Collected data entries
········
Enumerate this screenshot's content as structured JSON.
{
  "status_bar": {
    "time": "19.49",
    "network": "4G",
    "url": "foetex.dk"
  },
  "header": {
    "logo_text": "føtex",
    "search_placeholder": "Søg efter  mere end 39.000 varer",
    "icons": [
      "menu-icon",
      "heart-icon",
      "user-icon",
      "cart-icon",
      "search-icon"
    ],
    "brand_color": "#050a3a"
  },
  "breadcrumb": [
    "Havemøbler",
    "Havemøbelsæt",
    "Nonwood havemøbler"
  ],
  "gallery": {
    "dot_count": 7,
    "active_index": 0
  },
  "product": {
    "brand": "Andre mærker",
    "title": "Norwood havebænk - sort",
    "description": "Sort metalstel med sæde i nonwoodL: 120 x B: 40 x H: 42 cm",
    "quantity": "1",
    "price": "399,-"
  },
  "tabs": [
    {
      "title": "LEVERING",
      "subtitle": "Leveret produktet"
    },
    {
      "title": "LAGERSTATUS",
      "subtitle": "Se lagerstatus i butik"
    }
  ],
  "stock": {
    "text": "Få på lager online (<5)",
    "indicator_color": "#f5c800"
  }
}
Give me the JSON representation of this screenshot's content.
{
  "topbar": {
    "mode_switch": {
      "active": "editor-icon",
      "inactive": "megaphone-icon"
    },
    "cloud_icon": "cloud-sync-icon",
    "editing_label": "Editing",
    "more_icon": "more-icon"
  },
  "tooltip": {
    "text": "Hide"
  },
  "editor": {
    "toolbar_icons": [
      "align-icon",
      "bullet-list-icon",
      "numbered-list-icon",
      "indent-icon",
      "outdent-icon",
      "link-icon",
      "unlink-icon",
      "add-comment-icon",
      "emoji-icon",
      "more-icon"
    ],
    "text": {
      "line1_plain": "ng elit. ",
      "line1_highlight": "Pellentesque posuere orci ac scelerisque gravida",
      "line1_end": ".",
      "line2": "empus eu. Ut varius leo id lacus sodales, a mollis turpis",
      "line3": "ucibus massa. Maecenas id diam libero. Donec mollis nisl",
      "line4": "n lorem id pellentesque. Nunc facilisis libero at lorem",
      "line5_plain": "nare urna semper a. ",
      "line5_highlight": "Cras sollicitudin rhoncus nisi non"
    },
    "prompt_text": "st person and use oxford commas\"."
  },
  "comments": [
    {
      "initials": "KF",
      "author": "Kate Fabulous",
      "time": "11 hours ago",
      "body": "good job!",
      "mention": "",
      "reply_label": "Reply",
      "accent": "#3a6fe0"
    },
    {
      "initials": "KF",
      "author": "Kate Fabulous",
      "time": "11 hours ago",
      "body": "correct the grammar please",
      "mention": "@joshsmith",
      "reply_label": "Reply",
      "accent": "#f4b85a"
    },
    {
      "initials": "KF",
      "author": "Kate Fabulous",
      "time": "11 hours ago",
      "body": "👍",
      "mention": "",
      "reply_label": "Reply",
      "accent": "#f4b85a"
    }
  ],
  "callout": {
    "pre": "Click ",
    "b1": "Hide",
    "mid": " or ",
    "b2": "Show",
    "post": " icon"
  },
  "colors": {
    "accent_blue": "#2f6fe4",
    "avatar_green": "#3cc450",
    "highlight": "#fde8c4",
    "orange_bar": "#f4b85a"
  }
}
········
Given instruction.
In the records above, find each line holding "screenshot" and copy it.

Reply.
Enumerate this screenshot's content as structured JSON.
Give me the JSON representation of this screenshot's content.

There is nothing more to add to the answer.